• _PROBLEM TO SOLVE_:
Every record must appear in your copy exactly as written, with no pictures.

• _DATASET ENTRIES_:
------------------------------------------------------------
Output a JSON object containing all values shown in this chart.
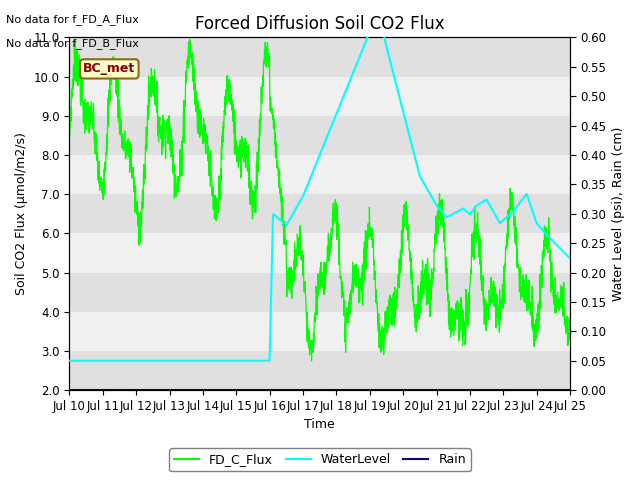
{
  "title": "Forced Diffusion Soil CO2 Flux",
  "xlabel": "Time",
  "ylabel_left": "Soil CO2 Flux (μmol/m2/s)",
  "ylabel_right": "Water Level (psi), Rain (cm)",
  "no_data_text": [
    "No data for f_FD_A_Flux",
    "No data for f_FD_B_Flux"
  ],
  "bc_met_label": "BC_met",
  "ylim_left": [
    2.0,
    11.0
  ],
  "ylim_right": [
    0.0,
    0.6
  ],
  "yticks_left": [
    2.0,
    3.0,
    4.0,
    5.0,
    6.0,
    7.0,
    8.0,
    9.0,
    10.0,
    11.0
  ],
  "yticks_right": [
    0.0,
    0.05,
    0.1,
    0.15,
    0.2,
    0.25,
    0.3,
    0.35,
    0.4,
    0.45,
    0.5,
    0.55,
    0.6
  ],
  "xtick_labels": [
    "Jul 10",
    "Jul 11",
    "Jul 12",
    "Jul 13",
    "Jul 14",
    "Jul 15",
    "Jul 16",
    "Jul 17",
    "Jul 18",
    "Jul 19",
    "Jul 20",
    "Jul 21",
    "Jul 22",
    "Jul 23",
    "Jul 24",
    "Jul 25"
  ],
  "legend_entries": [
    {
      "label": "FD_C_Flux",
      "color": "#00ff00",
      "linestyle": "-"
    },
    {
      "label": "WaterLevel",
      "color": "cyan",
      "linestyle": "-"
    },
    {
      "label": "Rain",
      "color": "navy",
      "linestyle": "-"
    }
  ],
  "band_colors": [
    "#e0e0e0",
    "#f0f0f0"
  ],
  "flux_color": "#00ff00",
  "water_color": "cyan",
  "rain_color": "navy",
  "background_color": "#ffffff",
  "title_fontsize": 12,
  "axis_fontsize": 9,
  "tick_fontsize": 8.5
}
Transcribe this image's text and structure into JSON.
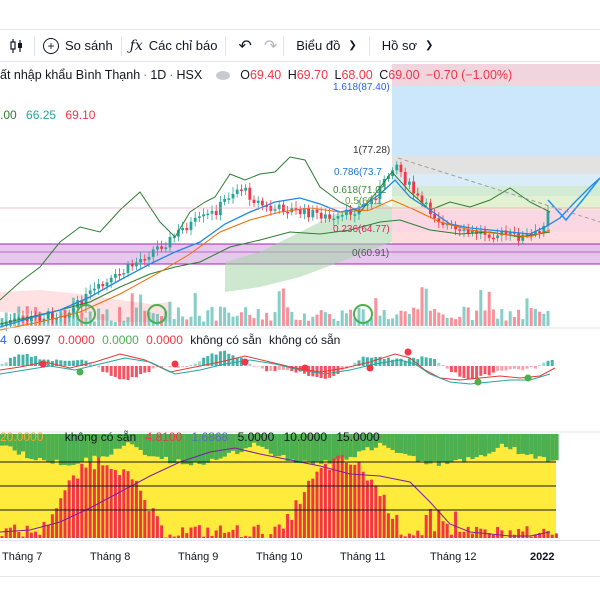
{
  "toolbar": {
    "compare_label": "So sánh",
    "indicators_label": "Các chỉ báo",
    "chart_type_label": "Biểu đồ",
    "profile_label": "Hồ sơ"
  },
  "legend": {
    "symbol_name": "ất nhập khẩu Bình Thạnh",
    "interval": "1D",
    "exchange": "HSX",
    "open_label": "O",
    "open": "69.40",
    "high_label": "H",
    "high": "69.70",
    "low_label": "L",
    "low": "68.00",
    "close_label": "C",
    "close": "69.00",
    "change": "−0.70 (−1.00%)"
  },
  "overlay_values": {
    "v1": ".00",
    "v2": "66.25",
    "v3": "69.10"
  },
  "fib_labels": {
    "f1618": "1.618(87.40)",
    "f1": "1(77.28)",
    "f786": "0.786(73.7",
    "f618": "0.618(71.02",
    "f5": "0.5(69.1",
    "f236": "0.236(64.77)",
    "f0": "0(60.91)"
  },
  "macd_legend": {
    "a": "4",
    "b": "0.6997",
    "c": "0.0000",
    "d": "0.0000",
    "e": "0.0000",
    "f": "không có sẵn",
    "g": "không có sẵn"
  },
  "osc_legend": {
    "a": "20.0000",
    "b": "không có sẵn",
    "c": "4.8100",
    "d": "1.6868",
    "e": "5.0000",
    "f": "10.0000",
    "g": "15.0000"
  },
  "x_axis": {
    "labels": [
      "Tháng 7",
      "Tháng 8",
      "Tháng 9",
      "Tháng 10",
      "Tháng 11",
      "Tháng 12",
      "2022"
    ]
  },
  "colors": {
    "up": "#26a69a",
    "down": "#f23645",
    "fib_blue": "#2962ff",
    "purple_band": "#9c27b0",
    "osc_green": "#4caf50",
    "osc_yellow": "#ffeb3b",
    "osc_red": "#f23645"
  }
}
------------------------------------------------------------
• _EXERCISE ANSWER_:
Output a JSON object containing all values shown in this chart.
{
  "title": "Forced Diffusion Soil CO2 Flux",
  "xlabel": "Time",
  "ylabel_left": "Soil CO2 Flux (μmol/m2/s)",
  "ylabel_right": "Water Level (psi), Rain (cm)",
  "no_data_text": [
    "No data for f_FD_A_Flux",
    "No data for f_FD_B_Flux"
  ],
  "bc_met_label": "BC_met",
  "ylim_left": [
    2.0,
    11.0
  ],
  "ylim_right": [
    0.0,
    0.6
  ],
  "yticks_left": [
    2.0,
    3.0,
    4.0,
    5.0,
    6.0,
    7.0,
    8.0,
    9.0,
    10.0,
    11.0
  ],
  "yticks_right": [
    0.0,
    0.05,
    0.1,
    0.15,
    0.2,
    0.25,
    0.3,
    0.35,
    0.4,
    0.45,
    0.5,
    0.55,
    0.6
  ],
  "xtick_labels": [
    "Jul 10",
    "Jul 11",
    "Jul 12",
    "Jul 13",
    "Jul 14",
    "Jul 15",
    "Jul 16",
    "Jul 17",
    "Jul 18",
    "Jul 19",
    "Jul 20",
    "Jul 21",
    "Jul 22",
    "Jul 23",
    "Jul 24",
    "Jul 25"
  ],
  "legend_entries": [
    {
      "label": "FD_C_Flux",
      "color": "#00ff00",
      "linestyle": "-"
    },
    {
      "label": "WaterLevel",
      "color": "cyan",
      "linestyle": "-"
    },
    {
      "label": "Rain",
      "color": "navy",
      "linestyle": "-"
    }
  ],
  "band_colors": [
    "#e0e0e0",
    "#f0f0f0"
  ],
  "flux_color": "#00ff00",
  "water_color": "cyan",
  "rain_color": "navy",
  "background_color": "#ffffff",
  "title_fontsize": 12,
  "axis_fontsize": 9,
  "tick_fontsize": 8.5
}
Transcribe this image's text and structure into JSON.
{
  "toolbar": {
    "compare_label": "So sánh",
    "indicators_label": "Các chỉ báo",
    "chart_type_label": "Biểu đồ",
    "profile_label": "Hồ sơ"
  },
  "legend": {
    "symbol_name": "ất nhập khẩu Bình Thạnh",
    "interval": "1D",
    "exchange": "HSX",
    "open_label": "O",
    "open": "69.40",
    "high_label": "H",
    "high": "69.70",
    "low_label": "L",
    "low": "68.00",
    "close_label": "C",
    "close": "69.00",
    "change": "−0.70 (−1.00%)"
  },
  "overlay_values": {
    "v1": ".00",
    "v2": "66.25",
    "v3": "69.10"
  },
  "fib_labels": {
    "f1618": "1.618(87.40)",
    "f1": "1(77.28)",
    "f786": "0.786(73.7",
    "f618": "0.618(71.02",
    "f5": "0.5(69.1",
    "f236": "0.236(64.77)",
    "f0": "0(60.91)"
  },
  "macd_legend": {
    "a": "4",
    "b": "0.6997",
    "c": "0.0000",
    "d": "0.0000",
    "e": "0.0000",
    "f": "không có sẵn",
    "g": "không có sẵn"
  },
  "osc_legend": {
    "a": "20.0000",
    "b": "không có sẵn",
    "c": "4.8100",
    "d": "1.6868",
    "e": "5.0000",
    "f": "10.0000",
    "g": "15.0000"
  },
  "x_axis": {
    "labels": [
      "Tháng 7",
      "Tháng 8",
      "Tháng 9",
      "Tháng 10",
      "Tháng 11",
      "Tháng 12",
      "2022"
    ]
  },
  "colors": {
    "up": "#26a69a",
    "down": "#f23645",
    "fib_blue": "#2962ff",
    "purple_band": "#9c27b0",
    "osc_green": "#4caf50",
    "osc_yellow": "#ffeb3b",
    "osc_red": "#f23645"
  }
}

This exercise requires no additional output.